* Begin Materials provided *

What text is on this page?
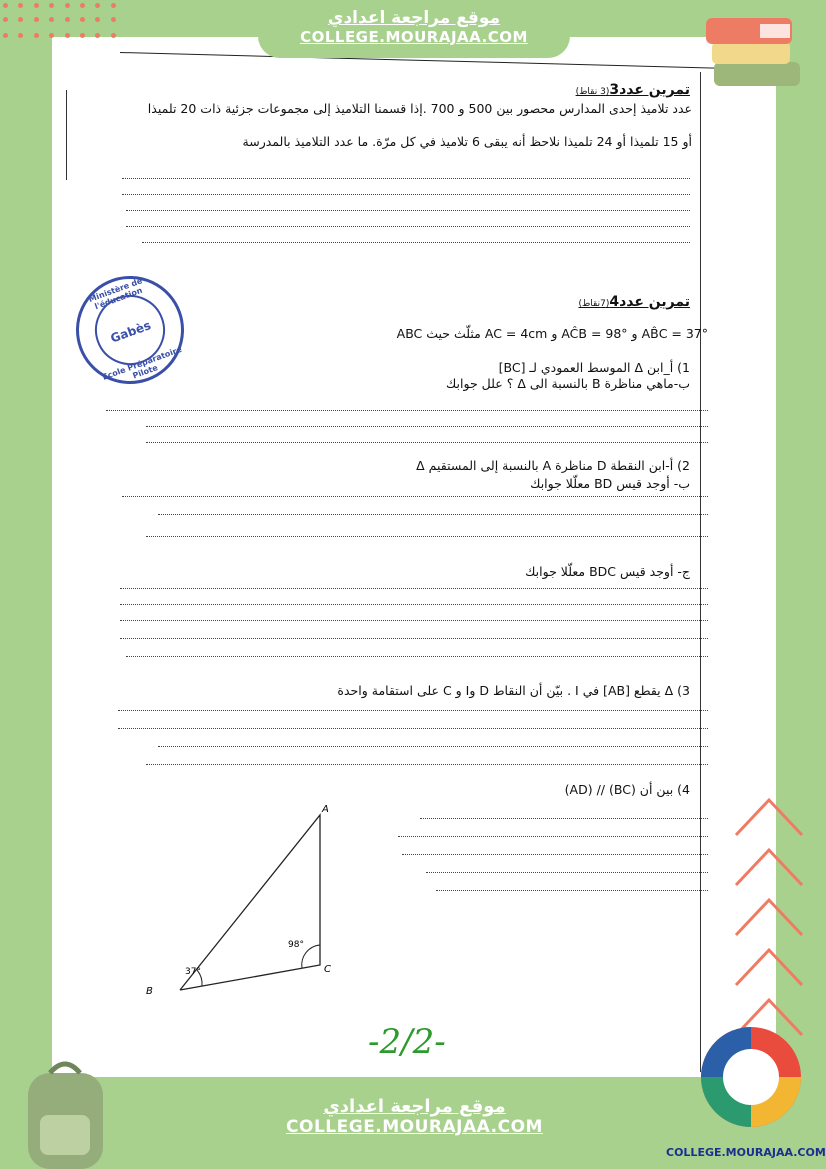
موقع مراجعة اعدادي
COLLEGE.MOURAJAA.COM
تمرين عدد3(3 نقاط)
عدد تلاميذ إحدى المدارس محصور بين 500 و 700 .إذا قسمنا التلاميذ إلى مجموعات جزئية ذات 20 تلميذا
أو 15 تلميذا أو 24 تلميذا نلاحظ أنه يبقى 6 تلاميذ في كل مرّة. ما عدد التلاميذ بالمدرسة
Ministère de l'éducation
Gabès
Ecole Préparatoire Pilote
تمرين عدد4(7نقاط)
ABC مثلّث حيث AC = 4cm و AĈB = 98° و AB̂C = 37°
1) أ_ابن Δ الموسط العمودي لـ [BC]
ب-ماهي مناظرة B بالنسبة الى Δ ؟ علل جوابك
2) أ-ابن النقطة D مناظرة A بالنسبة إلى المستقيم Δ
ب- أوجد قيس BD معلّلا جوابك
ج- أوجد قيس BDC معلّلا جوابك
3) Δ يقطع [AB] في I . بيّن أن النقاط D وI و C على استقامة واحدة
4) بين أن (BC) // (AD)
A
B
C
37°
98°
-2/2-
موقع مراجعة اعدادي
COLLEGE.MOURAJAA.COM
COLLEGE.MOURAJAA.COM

* End Materials provided *

| Exercise details |
Using the data above, write out every line exactly, leaving the images behind.

| Task solution |
What text is on this page?
موقع مراجعة اعدادي
COLLEGE.MOURAJAA.COM
تمرين عدد3(3 نقاط)
عدد تلاميذ إحدى المدارس محصور بين 500 و 700 .إذا قسمنا التلاميذ إلى مجموعات جزئية ذات 20 تلميذا
أو 15 تلميذا أو 24 تلميذا نلاحظ أنه يبقى 6 تلاميذ في كل مرّة. ما عدد التلاميذ بالمدرسة
Ministère de l'éducation
Gabès
Ecole Préparatoire Pilote
تمرين عدد4(7نقاط)
ABC مثلّث حيث AC = 4cm و AĈB = 98° و AB̂C = 37°
1) أ_ابن Δ الموسط العمودي لـ [BC]
ب-ماهي مناظرة B بالنسبة الى Δ ؟ علل جوابك
2) أ-ابن النقطة D مناظرة A بالنسبة إلى المستقيم Δ
ب- أوجد قيس BD معلّلا جوابك
ج- أوجد قيس BDC معلّلا جوابك
3) Δ يقطع [AB] في I . بيّن أن النقاط D وI و C على استقامة واحدة
4) بين أن (BC) // (AD)
A
B
C
37°
98°
-2/2-
موقع مراجعة اعدادي
COLLEGE.MOURAJAA.COM
COLLEGE.MOURAJAA.COM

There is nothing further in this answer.